• [EXERCISE BRIEF]
Extract the records in full, leaving every picture out.

• [EXCERPTED RECORDS]
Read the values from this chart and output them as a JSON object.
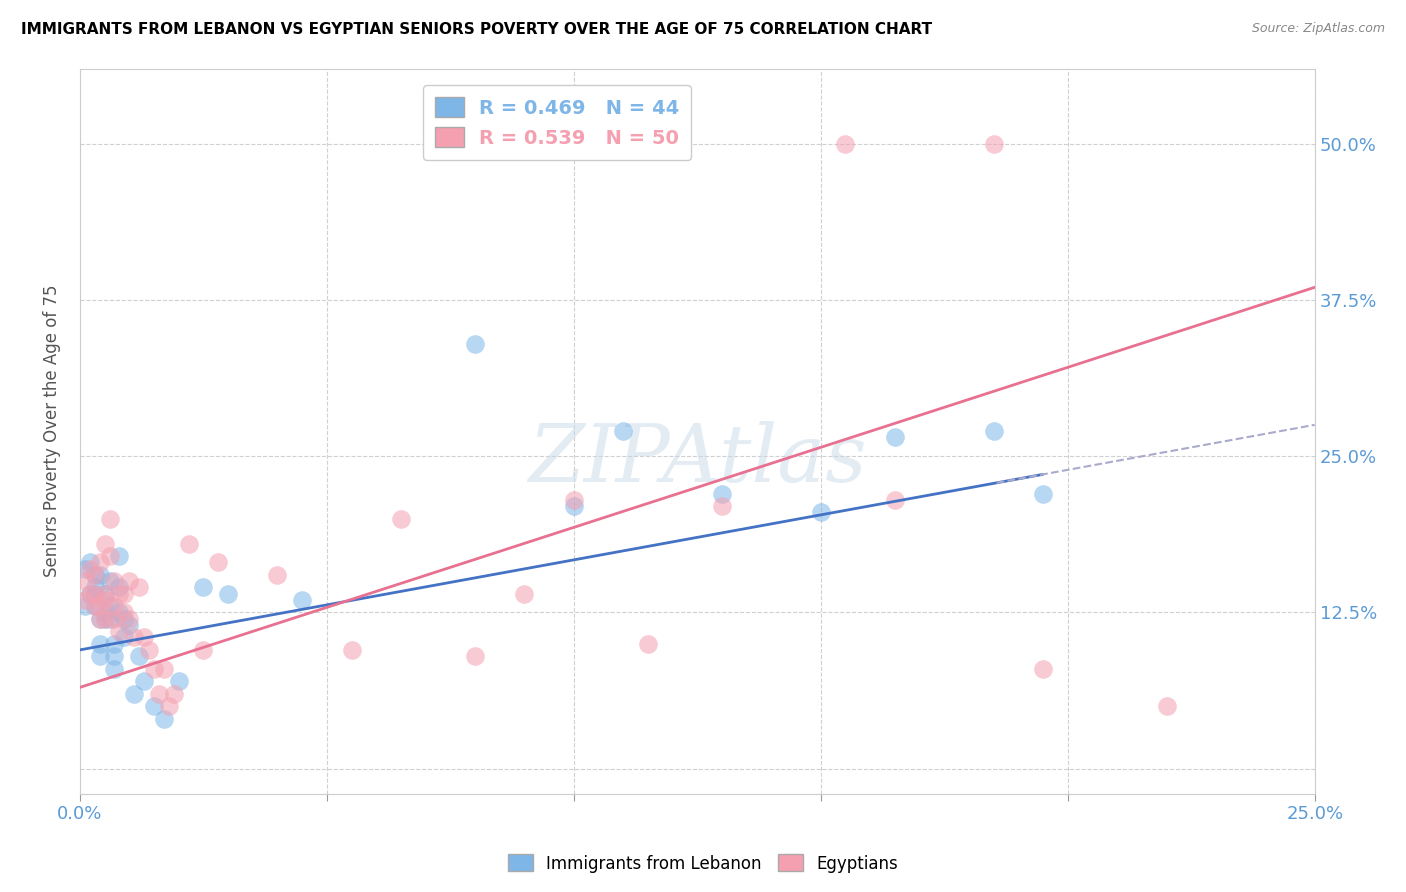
{
  "title": "IMMIGRANTS FROM LEBANON VS EGYPTIAN SENIORS POVERTY OVER THE AGE OF 75 CORRELATION CHART",
  "source": "Source: ZipAtlas.com",
  "ylabel": "Seniors Poverty Over the Age of 75",
  "xlim": [
    0.0,
    0.25
  ],
  "ylim": [
    -0.02,
    0.56
  ],
  "ytick_positions": [
    0.0,
    0.125,
    0.25,
    0.375,
    0.5
  ],
  "ytick_labels": [
    "",
    "12.5%",
    "25.0%",
    "37.5%",
    "50.0%"
  ],
  "xtick_positions": [
    0.0,
    0.05,
    0.1,
    0.15,
    0.2,
    0.25
  ],
  "xtick_labels": [
    "0.0%",
    "",
    "",
    "",
    "",
    "25.0%"
  ],
  "legend_labels": [
    "R = 0.469   N = 44",
    "R = 0.539   N = 50"
  ],
  "blue_color": "#7eb6e8",
  "pink_color": "#f4a0b0",
  "blue_line_color": "#4472c4",
  "pink_line_color": "#e87090",
  "watermark": "ZIPAtlas",
  "blue_intercept": 0.095,
  "blue_slope": 0.72,
  "pink_intercept": 0.065,
  "pink_slope": 1.28,
  "blue_points_x": [
    0.001,
    0.001,
    0.002,
    0.002,
    0.003,
    0.003,
    0.003,
    0.003,
    0.004,
    0.004,
    0.004,
    0.004,
    0.005,
    0.005,
    0.005,
    0.006,
    0.006,
    0.006,
    0.007,
    0.007,
    0.007,
    0.008,
    0.008,
    0.008,
    0.009,
    0.009,
    0.01,
    0.011,
    0.012,
    0.013,
    0.015,
    0.017,
    0.02,
    0.025,
    0.03,
    0.045,
    0.08,
    0.1,
    0.11,
    0.13,
    0.15,
    0.165,
    0.185,
    0.195
  ],
  "blue_points_y": [
    0.13,
    0.16,
    0.14,
    0.165,
    0.13,
    0.145,
    0.155,
    0.14,
    0.1,
    0.12,
    0.155,
    0.09,
    0.125,
    0.12,
    0.14,
    0.12,
    0.13,
    0.15,
    0.08,
    0.1,
    0.09,
    0.145,
    0.125,
    0.17,
    0.12,
    0.105,
    0.115,
    0.06,
    0.09,
    0.07,
    0.05,
    0.04,
    0.07,
    0.145,
    0.14,
    0.135,
    0.34,
    0.21,
    0.27,
    0.22,
    0.205,
    0.265,
    0.27,
    0.22
  ],
  "pink_points_x": [
    0.001,
    0.001,
    0.002,
    0.002,
    0.003,
    0.003,
    0.003,
    0.004,
    0.004,
    0.004,
    0.005,
    0.005,
    0.005,
    0.005,
    0.006,
    0.006,
    0.007,
    0.007,
    0.007,
    0.008,
    0.008,
    0.009,
    0.009,
    0.01,
    0.01,
    0.011,
    0.012,
    0.013,
    0.014,
    0.015,
    0.016,
    0.017,
    0.018,
    0.019,
    0.022,
    0.025,
    0.028,
    0.04,
    0.055,
    0.065,
    0.08,
    0.09,
    0.1,
    0.115,
    0.13,
    0.155,
    0.165,
    0.185,
    0.195,
    0.22
  ],
  "pink_points_y": [
    0.15,
    0.135,
    0.14,
    0.16,
    0.13,
    0.155,
    0.14,
    0.12,
    0.165,
    0.13,
    0.14,
    0.12,
    0.135,
    0.18,
    0.2,
    0.17,
    0.13,
    0.15,
    0.12,
    0.11,
    0.14,
    0.125,
    0.14,
    0.12,
    0.15,
    0.105,
    0.145,
    0.105,
    0.095,
    0.08,
    0.06,
    0.08,
    0.05,
    0.06,
    0.18,
    0.095,
    0.165,
    0.155,
    0.095,
    0.2,
    0.09,
    0.14,
    0.215,
    0.1,
    0.21,
    0.5,
    0.215,
    0.5,
    0.08,
    0.05
  ]
}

• [EXERCISE ANSWER]
Read the values from this chart and output them as a JSON object.
{
  "title": "IMMIGRANTS FROM LEBANON VS EGYPTIAN SENIORS POVERTY OVER THE AGE OF 75 CORRELATION CHART",
  "source": "Source: ZipAtlas.com",
  "ylabel": "Seniors Poverty Over the Age of 75",
  "xlim": [
    0.0,
    0.25
  ],
  "ylim": [
    -0.02,
    0.56
  ],
  "ytick_positions": [
    0.0,
    0.125,
    0.25,
    0.375,
    0.5
  ],
  "ytick_labels": [
    "",
    "12.5%",
    "25.0%",
    "37.5%",
    "50.0%"
  ],
  "xtick_positions": [
    0.0,
    0.05,
    0.1,
    0.15,
    0.2,
    0.25
  ],
  "xtick_labels": [
    "0.0%",
    "",
    "",
    "",
    "",
    "25.0%"
  ],
  "legend_labels": [
    "R = 0.469   N = 44",
    "R = 0.539   N = 50"
  ],
  "blue_color": "#7eb6e8",
  "pink_color": "#f4a0b0",
  "blue_line_color": "#4472c4",
  "pink_line_color": "#e87090",
  "watermark": "ZIPAtlas",
  "blue_intercept": 0.095,
  "blue_slope": 0.72,
  "pink_intercept": 0.065,
  "pink_slope": 1.28,
  "blue_points_x": [
    0.001,
    0.001,
    0.002,
    0.002,
    0.003,
    0.003,
    0.003,
    0.003,
    0.004,
    0.004,
    0.004,
    0.004,
    0.005,
    0.005,
    0.005,
    0.006,
    0.006,
    0.006,
    0.007,
    0.007,
    0.007,
    0.008,
    0.008,
    0.008,
    0.009,
    0.009,
    0.01,
    0.011,
    0.012,
    0.013,
    0.015,
    0.017,
    0.02,
    0.025,
    0.03,
    0.045,
    0.08,
    0.1,
    0.11,
    0.13,
    0.15,
    0.165,
    0.185,
    0.195
  ],
  "blue_points_y": [
    0.13,
    0.16,
    0.14,
    0.165,
    0.13,
    0.145,
    0.155,
    0.14,
    0.1,
    0.12,
    0.155,
    0.09,
    0.125,
    0.12,
    0.14,
    0.12,
    0.13,
    0.15,
    0.08,
    0.1,
    0.09,
    0.145,
    0.125,
    0.17,
    0.12,
    0.105,
    0.115,
    0.06,
    0.09,
    0.07,
    0.05,
    0.04,
    0.07,
    0.145,
    0.14,
    0.135,
    0.34,
    0.21,
    0.27,
    0.22,
    0.205,
    0.265,
    0.27,
    0.22
  ],
  "pink_points_x": [
    0.001,
    0.001,
    0.002,
    0.002,
    0.003,
    0.003,
    0.003,
    0.004,
    0.004,
    0.004,
    0.005,
    0.005,
    0.005,
    0.005,
    0.006,
    0.006,
    0.007,
    0.007,
    0.007,
    0.008,
    0.008,
    0.009,
    0.009,
    0.01,
    0.01,
    0.011,
    0.012,
    0.013,
    0.014,
    0.015,
    0.016,
    0.017,
    0.018,
    0.019,
    0.022,
    0.025,
    0.028,
    0.04,
    0.055,
    0.065,
    0.08,
    0.09,
    0.1,
    0.115,
    0.13,
    0.155,
    0.165,
    0.185,
    0.195,
    0.22
  ],
  "pink_points_y": [
    0.15,
    0.135,
    0.14,
    0.16,
    0.13,
    0.155,
    0.14,
    0.12,
    0.165,
    0.13,
    0.14,
    0.12,
    0.135,
    0.18,
    0.2,
    0.17,
    0.13,
    0.15,
    0.12,
    0.11,
    0.14,
    0.125,
    0.14,
    0.12,
    0.15,
    0.105,
    0.145,
    0.105,
    0.095,
    0.08,
    0.06,
    0.08,
    0.05,
    0.06,
    0.18,
    0.095,
    0.165,
    0.155,
    0.095,
    0.2,
    0.09,
    0.14,
    0.215,
    0.1,
    0.21,
    0.5,
    0.215,
    0.5,
    0.08,
    0.05
  ]
}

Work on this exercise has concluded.